# Non visa work in NYC



## EnglishmaninNY (Sep 16, 2008)

Hi,

My girlfriend and I are looking to move to NYC for couple of months from the UK. We're travelling on a holiday visa and wondered what the chances of getting any p/t work are? I know that this has been touched on before but a lot of people are trynig to get full visas with their careers but we are not interested in doing this, we just wanted to have a bit of a US adventure, stay in NY for a bit then maybe hit the road, but it'd be good to earn some cash somewhere along the way. 

Also if we do actually get a taste for it, what are the chances of getting a job over there that would incude a visa with it? 

It all sounds a bit crazy that the people of one the USA's closest allies, the UK can't just come over to find work!!

Thanks,

EnglishmaninNY


----------



## Fatbrit (May 8, 2008)

● Your objective
Restate the forum post about non-visa work in NYC, starting with "## EnglishmaninNY (Sep" and going on through "visa with it?", swapping "holiday visa" for "tourist visa".

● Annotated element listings

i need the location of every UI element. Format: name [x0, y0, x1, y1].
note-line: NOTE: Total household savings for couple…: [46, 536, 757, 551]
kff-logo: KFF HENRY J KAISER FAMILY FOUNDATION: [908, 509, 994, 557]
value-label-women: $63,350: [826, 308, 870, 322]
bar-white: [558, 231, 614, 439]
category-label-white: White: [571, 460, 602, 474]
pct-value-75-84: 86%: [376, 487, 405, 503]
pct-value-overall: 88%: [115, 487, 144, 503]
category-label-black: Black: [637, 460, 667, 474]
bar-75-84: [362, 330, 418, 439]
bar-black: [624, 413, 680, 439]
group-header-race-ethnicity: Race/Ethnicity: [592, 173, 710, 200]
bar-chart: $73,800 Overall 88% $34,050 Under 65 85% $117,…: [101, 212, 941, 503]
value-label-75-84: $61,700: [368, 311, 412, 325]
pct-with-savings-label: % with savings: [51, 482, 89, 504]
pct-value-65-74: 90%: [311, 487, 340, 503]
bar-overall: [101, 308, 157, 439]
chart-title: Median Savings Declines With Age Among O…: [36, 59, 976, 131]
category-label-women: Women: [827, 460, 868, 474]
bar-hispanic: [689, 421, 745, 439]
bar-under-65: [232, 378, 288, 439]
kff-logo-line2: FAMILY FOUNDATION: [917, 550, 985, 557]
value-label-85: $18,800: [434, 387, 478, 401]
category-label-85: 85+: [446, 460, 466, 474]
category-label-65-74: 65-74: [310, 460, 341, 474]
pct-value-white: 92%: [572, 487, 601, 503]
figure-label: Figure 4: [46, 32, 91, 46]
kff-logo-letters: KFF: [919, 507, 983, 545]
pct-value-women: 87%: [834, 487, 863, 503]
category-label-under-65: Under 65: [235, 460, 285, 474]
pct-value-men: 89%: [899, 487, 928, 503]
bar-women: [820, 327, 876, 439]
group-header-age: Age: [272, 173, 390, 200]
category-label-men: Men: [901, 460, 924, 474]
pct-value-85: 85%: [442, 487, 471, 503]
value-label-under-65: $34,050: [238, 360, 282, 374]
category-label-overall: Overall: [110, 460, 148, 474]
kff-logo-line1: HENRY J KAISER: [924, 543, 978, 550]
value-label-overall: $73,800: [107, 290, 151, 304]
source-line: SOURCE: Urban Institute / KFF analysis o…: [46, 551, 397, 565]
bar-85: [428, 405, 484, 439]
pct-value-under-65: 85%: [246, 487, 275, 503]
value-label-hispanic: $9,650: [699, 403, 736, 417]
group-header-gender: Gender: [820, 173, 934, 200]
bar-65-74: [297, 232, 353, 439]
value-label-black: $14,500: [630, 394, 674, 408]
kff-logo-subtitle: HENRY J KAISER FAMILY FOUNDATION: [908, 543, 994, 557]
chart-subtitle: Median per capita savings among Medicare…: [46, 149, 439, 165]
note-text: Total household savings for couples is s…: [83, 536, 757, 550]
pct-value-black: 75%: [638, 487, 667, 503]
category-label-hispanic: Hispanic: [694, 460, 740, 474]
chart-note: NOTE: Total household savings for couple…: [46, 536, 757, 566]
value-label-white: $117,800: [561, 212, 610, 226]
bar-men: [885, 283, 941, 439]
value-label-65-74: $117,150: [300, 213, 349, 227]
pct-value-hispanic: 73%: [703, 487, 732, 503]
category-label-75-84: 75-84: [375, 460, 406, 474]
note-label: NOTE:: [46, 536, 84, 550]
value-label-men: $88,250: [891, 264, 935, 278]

● Output below
## EnglishmaninNY (Sep 16, 2008)

Hi,

My girlfriend and I are looking to move to NYC for couple of months from the UK. We're travelling on a tourist visa and wondered what the chances of getting any p/t work are? I know that this has been touched on before but a lot of people are trynig to get full visas with their careers but we are not interested in doing this, we just wanted to have a bit of a US adventure, stay in NY for a bit then maybe hit the road, but it'd be good to earn some cash somewhere along the way. 

Also if we do actually get a taste for it, what are the chances of getting a job over there that would incude a visa with it?